(Stored data)
—————
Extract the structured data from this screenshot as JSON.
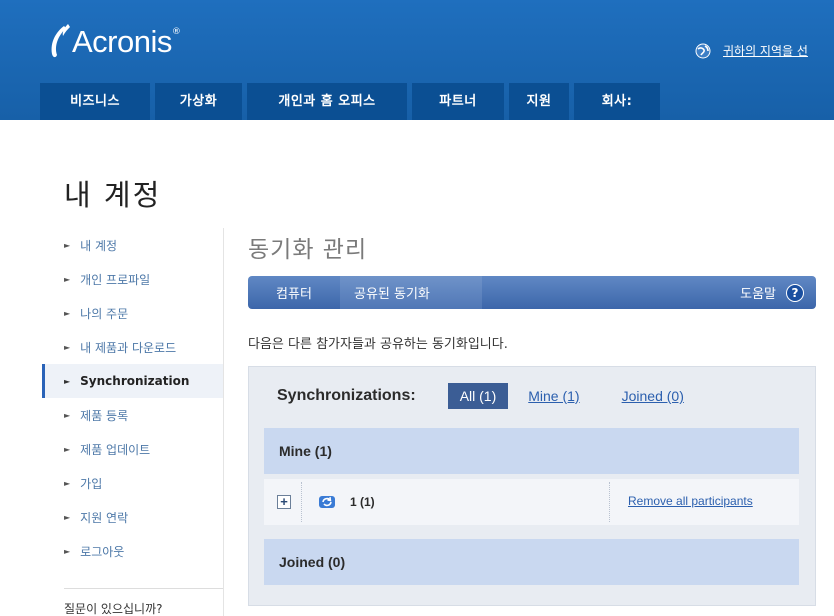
{
  "header": {
    "logo_text": "Acronis",
    "logo_mark": "®",
    "region_link": "귀하의 지역을 선",
    "nav": [
      "비즈니스",
      "가상화",
      "개인과 홈 오피스",
      "파트너",
      "지원",
      "회사:"
    ]
  },
  "page_title": "내 계정",
  "sidebar": {
    "items": [
      {
        "label": "내 계정"
      },
      {
        "label": "개인 프로파일"
      },
      {
        "label": "나의 주문"
      },
      {
        "label": "내 제품과 다운로드"
      },
      {
        "label": "Synchronization"
      },
      {
        "label": "제품 등록"
      },
      {
        "label": "제품 업데이트"
      },
      {
        "label": "가입"
      },
      {
        "label": "지원 연락"
      },
      {
        "label": "로그아웃"
      }
    ],
    "question": "질문이 있으십니까?"
  },
  "main": {
    "title": "동기화 관리",
    "tabs": [
      "컴퓨터",
      "공유된 동기화"
    ],
    "help_label": "도움말",
    "help_icon": "?",
    "description": "다음은 다른 참가자들과 공유하는 동기화입니다.",
    "panel": {
      "title": "Synchronizations:",
      "filters": [
        "All (1)",
        "Mine (1)",
        "Joined (0)"
      ],
      "mine_header": "Mine (1)",
      "row": {
        "expand": "+",
        "label": "1 (1)",
        "action": "Remove all participants"
      },
      "joined_header": "Joined (0)"
    }
  },
  "colors": {
    "header_blue": "#1b67b4",
    "nav_tab": "#0b4f93",
    "subtab_bar": "#4a72b3",
    "group_header": "#c9d8f0",
    "link": "#2b5fae"
  }
}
—————
• **Your goal**
Set down the material above as is, without any pictures.

• **Response to the exercise**
Extract the structured data from this screenshot as JSON.
{
  "header": {
    "logo_text": "Acronis",
    "logo_mark": "®",
    "region_link": "귀하의 지역을 선",
    "nav": [
      "비즈니스",
      "가상화",
      "개인과 홈 오피스",
      "파트너",
      "지원",
      "회사:"
    ]
  },
  "page_title": "내 계정",
  "sidebar": {
    "items": [
      {
        "label": "내 계정"
      },
      {
        "label": "개인 프로파일"
      },
      {
        "label": "나의 주문"
      },
      {
        "label": "내 제품과 다운로드"
      },
      {
        "label": "Synchronization"
      },
      {
        "label": "제품 등록"
      },
      {
        "label": "제품 업데이트"
      },
      {
        "label": "가입"
      },
      {
        "label": "지원 연락"
      },
      {
        "label": "로그아웃"
      }
    ],
    "question": "질문이 있으십니까?"
  },
  "main": {
    "title": "동기화 관리",
    "tabs": [
      "컴퓨터",
      "공유된 동기화"
    ],
    "help_label": "도움말",
    "help_icon": "?",
    "description": "다음은 다른 참가자들과 공유하는 동기화입니다.",
    "panel": {
      "title": "Synchronizations:",
      "filters": [
        "All (1)",
        "Mine (1)",
        "Joined (0)"
      ],
      "mine_header": "Mine (1)",
      "row": {
        "expand": "+",
        "label": "1 (1)",
        "action": "Remove all participants"
      },
      "joined_header": "Joined (0)"
    }
  },
  "colors": {
    "header_blue": "#1b67b4",
    "nav_tab": "#0b4f93",
    "subtab_bar": "#4a72b3",
    "group_header": "#c9d8f0",
    "link": "#2b5fae"
  }
}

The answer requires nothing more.